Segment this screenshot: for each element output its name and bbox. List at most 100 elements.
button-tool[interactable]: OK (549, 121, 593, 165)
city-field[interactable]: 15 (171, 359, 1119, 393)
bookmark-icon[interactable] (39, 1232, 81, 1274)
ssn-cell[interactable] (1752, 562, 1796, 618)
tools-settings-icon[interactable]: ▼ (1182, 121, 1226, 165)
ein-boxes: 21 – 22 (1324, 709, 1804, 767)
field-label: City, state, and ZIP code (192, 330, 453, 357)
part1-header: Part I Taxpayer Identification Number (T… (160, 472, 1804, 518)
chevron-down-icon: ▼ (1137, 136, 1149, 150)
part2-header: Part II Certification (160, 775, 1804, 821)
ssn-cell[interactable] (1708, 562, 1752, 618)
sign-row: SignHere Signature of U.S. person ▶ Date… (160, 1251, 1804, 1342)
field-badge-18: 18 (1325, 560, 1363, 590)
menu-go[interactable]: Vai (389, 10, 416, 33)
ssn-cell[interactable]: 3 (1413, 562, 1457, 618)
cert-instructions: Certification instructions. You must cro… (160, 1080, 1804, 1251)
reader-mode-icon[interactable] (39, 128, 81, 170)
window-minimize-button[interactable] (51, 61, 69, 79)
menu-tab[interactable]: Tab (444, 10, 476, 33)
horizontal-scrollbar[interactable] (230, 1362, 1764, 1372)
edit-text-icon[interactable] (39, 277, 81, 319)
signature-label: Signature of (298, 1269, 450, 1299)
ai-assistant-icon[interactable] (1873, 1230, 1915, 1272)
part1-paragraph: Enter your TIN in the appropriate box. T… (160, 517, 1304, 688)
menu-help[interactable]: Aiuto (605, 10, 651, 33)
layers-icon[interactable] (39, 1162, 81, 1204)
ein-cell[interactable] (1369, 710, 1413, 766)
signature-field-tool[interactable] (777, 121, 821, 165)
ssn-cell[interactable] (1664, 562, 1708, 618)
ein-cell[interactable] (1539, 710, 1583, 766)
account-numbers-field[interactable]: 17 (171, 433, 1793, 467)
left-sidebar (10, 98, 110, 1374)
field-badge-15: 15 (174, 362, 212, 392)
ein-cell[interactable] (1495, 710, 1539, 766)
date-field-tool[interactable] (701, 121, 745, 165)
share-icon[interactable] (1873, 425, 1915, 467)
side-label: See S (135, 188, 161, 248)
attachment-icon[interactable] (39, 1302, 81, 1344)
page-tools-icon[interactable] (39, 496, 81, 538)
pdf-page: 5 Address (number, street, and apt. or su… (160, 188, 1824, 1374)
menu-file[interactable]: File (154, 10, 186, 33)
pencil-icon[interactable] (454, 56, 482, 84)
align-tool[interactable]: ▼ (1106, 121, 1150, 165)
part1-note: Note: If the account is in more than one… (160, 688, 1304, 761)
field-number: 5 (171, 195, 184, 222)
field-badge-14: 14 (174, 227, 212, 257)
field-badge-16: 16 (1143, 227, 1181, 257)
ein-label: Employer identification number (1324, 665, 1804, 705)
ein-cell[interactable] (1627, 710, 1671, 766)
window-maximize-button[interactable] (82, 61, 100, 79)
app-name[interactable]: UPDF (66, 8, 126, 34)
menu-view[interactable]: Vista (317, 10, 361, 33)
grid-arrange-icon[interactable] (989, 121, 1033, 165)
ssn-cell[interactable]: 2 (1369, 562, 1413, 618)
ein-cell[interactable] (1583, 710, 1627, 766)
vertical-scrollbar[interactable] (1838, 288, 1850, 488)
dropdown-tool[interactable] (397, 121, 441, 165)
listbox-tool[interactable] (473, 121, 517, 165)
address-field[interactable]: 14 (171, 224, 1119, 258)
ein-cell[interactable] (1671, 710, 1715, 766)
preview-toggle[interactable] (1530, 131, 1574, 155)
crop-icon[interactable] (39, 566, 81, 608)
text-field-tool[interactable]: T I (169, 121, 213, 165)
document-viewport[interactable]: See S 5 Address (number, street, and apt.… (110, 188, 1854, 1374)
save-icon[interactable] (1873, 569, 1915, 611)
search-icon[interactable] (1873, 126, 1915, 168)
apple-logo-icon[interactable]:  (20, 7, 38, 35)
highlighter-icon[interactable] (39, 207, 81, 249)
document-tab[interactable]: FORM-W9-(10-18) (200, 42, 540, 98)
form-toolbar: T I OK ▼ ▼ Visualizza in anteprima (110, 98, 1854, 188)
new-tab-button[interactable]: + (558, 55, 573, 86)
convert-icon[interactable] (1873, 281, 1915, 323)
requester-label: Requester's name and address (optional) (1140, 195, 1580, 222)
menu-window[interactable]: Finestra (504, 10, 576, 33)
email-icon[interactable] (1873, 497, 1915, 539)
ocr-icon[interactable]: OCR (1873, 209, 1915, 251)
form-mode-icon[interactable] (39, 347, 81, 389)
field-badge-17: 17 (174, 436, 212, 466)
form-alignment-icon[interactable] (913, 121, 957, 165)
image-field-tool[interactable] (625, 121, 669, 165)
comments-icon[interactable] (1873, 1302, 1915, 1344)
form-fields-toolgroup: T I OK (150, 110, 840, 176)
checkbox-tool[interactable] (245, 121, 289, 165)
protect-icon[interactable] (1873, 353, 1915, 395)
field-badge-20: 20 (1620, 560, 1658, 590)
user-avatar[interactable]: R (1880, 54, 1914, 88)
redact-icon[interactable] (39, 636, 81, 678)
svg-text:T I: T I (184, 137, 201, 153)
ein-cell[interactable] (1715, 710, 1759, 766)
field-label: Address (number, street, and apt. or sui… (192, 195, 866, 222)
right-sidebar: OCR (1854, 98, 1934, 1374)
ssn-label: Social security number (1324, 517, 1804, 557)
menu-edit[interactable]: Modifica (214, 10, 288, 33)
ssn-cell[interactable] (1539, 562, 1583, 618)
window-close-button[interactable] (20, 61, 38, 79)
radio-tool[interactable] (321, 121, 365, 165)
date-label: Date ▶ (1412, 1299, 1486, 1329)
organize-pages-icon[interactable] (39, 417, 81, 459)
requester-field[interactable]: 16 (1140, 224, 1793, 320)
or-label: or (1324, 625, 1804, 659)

§ Job: Copy these lines out word for word.

§ Result below:
Segment this screenshot: for each element output its name and bbox. List at most 100 elements.
button-tool[interactable]: OK (549, 121, 593, 165)
city-field[interactable]: 15 (171, 359, 1119, 393)
bookmark-icon[interactable] (39, 1232, 81, 1274)
ssn-cell[interactable] (1752, 562, 1796, 618)
tools-settings-icon[interactable]: ▼ (1182, 121, 1226, 165)
ein-boxes: 21 – 22 (1324, 709, 1804, 767)
field-label: City, state, and ZIP code (192, 330, 453, 357)
part1-header: Part I Taxpayer Identification Number (T… (160, 472, 1804, 518)
chevron-down-icon: ▼ (1137, 136, 1149, 150)
part2-header: Part II Certification (160, 775, 1804, 821)
ssn-cell[interactable] (1708, 562, 1752, 618)
sign-row: SignHere Signature of U.S. person ▶ Date… (160, 1251, 1804, 1342)
field-badge-18: 18 (1325, 560, 1363, 590)
menu-go[interactable]: Vai (389, 10, 416, 33)
ssn-cell[interactable]: 3 (1413, 562, 1457, 618)
cert-instructions: Certification instructions. You must cro… (160, 1080, 1804, 1251)
reader-mode-icon[interactable] (39, 128, 81, 170)
window-minimize-button[interactable] (51, 61, 69, 79)
menu-tab[interactable]: Tab (444, 10, 476, 33)
horizontal-scrollbar[interactable] (230, 1362, 1764, 1372)
edit-text-icon[interactable] (39, 277, 81, 319)
signature-label: Signature of (298, 1269, 450, 1299)
ai-assistant-icon[interactable] (1873, 1230, 1915, 1272)
part1-paragraph: Enter your TIN in the appropriate box. T… (160, 517, 1304, 688)
menu-help[interactable]: Aiuto (605, 10, 651, 33)
layers-icon[interactable] (39, 1162, 81, 1204)
ein-cell[interactable] (1369, 710, 1413, 766)
signature-field-tool[interactable] (777, 121, 821, 165)
ssn-cell[interactable] (1664, 562, 1708, 618)
ein-cell[interactable] (1539, 710, 1583, 766)
account-numbers-field[interactable]: 17 (171, 433, 1793, 467)
left-sidebar (10, 98, 110, 1374)
field-badge-15: 15 (174, 362, 212, 392)
ein-cell[interactable] (1495, 710, 1539, 766)
date-field-tool[interactable] (701, 121, 745, 165)
share-icon[interactable] (1873, 425, 1915, 467)
side-label: See S (135, 188, 161, 248)
attachment-icon[interactable] (39, 1302, 81, 1344)
page-tools-icon[interactable] (39, 496, 81, 538)
pdf-page: 5 Address (number, street, and apt. or su… (160, 188, 1824, 1374)
menu-file[interactable]: File (154, 10, 186, 33)
pencil-icon[interactable] (454, 56, 482, 84)
align-tool[interactable]: ▼ (1106, 121, 1150, 165)
part1-note: Note: If the account is in more than one… (160, 688, 1304, 761)
field-number: 5 (171, 195, 184, 222)
field-badge-14: 14 (174, 227, 212, 257)
field-badge-16: 16 (1143, 227, 1181, 257)
ein-label: Employer identification number (1324, 665, 1804, 705)
ein-cell[interactable] (1627, 710, 1671, 766)
window-maximize-button[interactable] (82, 61, 100, 79)
app-name[interactable]: UPDF (66, 8, 126, 34)
menu-view[interactable]: Vista (317, 10, 361, 33)
grid-arrange-icon[interactable] (989, 121, 1033, 165)
ssn-cell[interactable]: 2 (1369, 562, 1413, 618)
ein-cell[interactable] (1583, 710, 1627, 766)
vertical-scrollbar[interactable] (1838, 288, 1850, 488)
dropdown-tool[interactable] (397, 121, 441, 165)
listbox-tool[interactable] (473, 121, 517, 165)
address-field[interactable]: 14 (171, 224, 1119, 258)
ein-cell[interactable] (1671, 710, 1715, 766)
preview-toggle[interactable] (1530, 131, 1574, 155)
crop-icon[interactable] (39, 566, 81, 608)
text-field-tool[interactable]: T I (169, 121, 213, 165)
document-viewport[interactable]: See S 5 Address (number, street, and apt.… (110, 188, 1854, 1374)
save-icon[interactable] (1873, 569, 1915, 611)
search-icon[interactable] (1873, 126, 1915, 168)
apple-logo-icon[interactable]:  (20, 7, 38, 35)
highlighter-icon[interactable] (39, 207, 81, 249)
document-tab[interactable]: FORM-W9-(10-18) (200, 42, 540, 98)
form-toolbar: T I OK ▼ ▼ Visualizza in anteprima (110, 98, 1854, 188)
new-tab-button[interactable]: + (558, 55, 573, 86)
convert-icon[interactable] (1873, 281, 1915, 323)
requester-label: Requester's name and address (optional) (1140, 195, 1580, 222)
menu-window[interactable]: Finestra (504, 10, 576, 33)
email-icon[interactable] (1873, 497, 1915, 539)
ocr-icon[interactable]: OCR (1873, 209, 1915, 251)
form-mode-icon[interactable] (39, 347, 81, 389)
field-badge-17: 17 (174, 436, 212, 466)
form-alignment-icon[interactable] (913, 121, 957, 165)
image-field-tool[interactable] (625, 121, 669, 165)
comments-icon[interactable] (1873, 1302, 1915, 1344)
form-fields-toolgroup: T I OK (150, 110, 840, 176)
checkbox-tool[interactable] (245, 121, 289, 165)
protect-icon[interactable] (1873, 353, 1915, 395)
field-badge-20: 20 (1620, 560, 1658, 590)
user-avatar[interactable]: R (1880, 54, 1914, 88)
redact-icon[interactable] (39, 636, 81, 678)
svg-text:T I: T I (184, 137, 201, 153)
ein-cell[interactable] (1715, 710, 1759, 766)
field-label: Address (number, street, and apt. or sui… (192, 195, 866, 222)
right-sidebar: OCR (1854, 98, 1934, 1374)
ssn-label: Social security number (1324, 517, 1804, 557)
menu-edit[interactable]: Modifica (214, 10, 288, 33)
ssn-cell[interactable] (1539, 562, 1583, 618)
window-close-button[interactable] (20, 61, 38, 79)
radio-tool[interactable] (321, 121, 365, 165)
date-label: Date ▶ (1412, 1299, 1486, 1329)
organize-pages-icon[interactable] (39, 417, 81, 459)
requester-field[interactable]: 16 (1140, 224, 1793, 320)
or-label: or (1324, 625, 1804, 659)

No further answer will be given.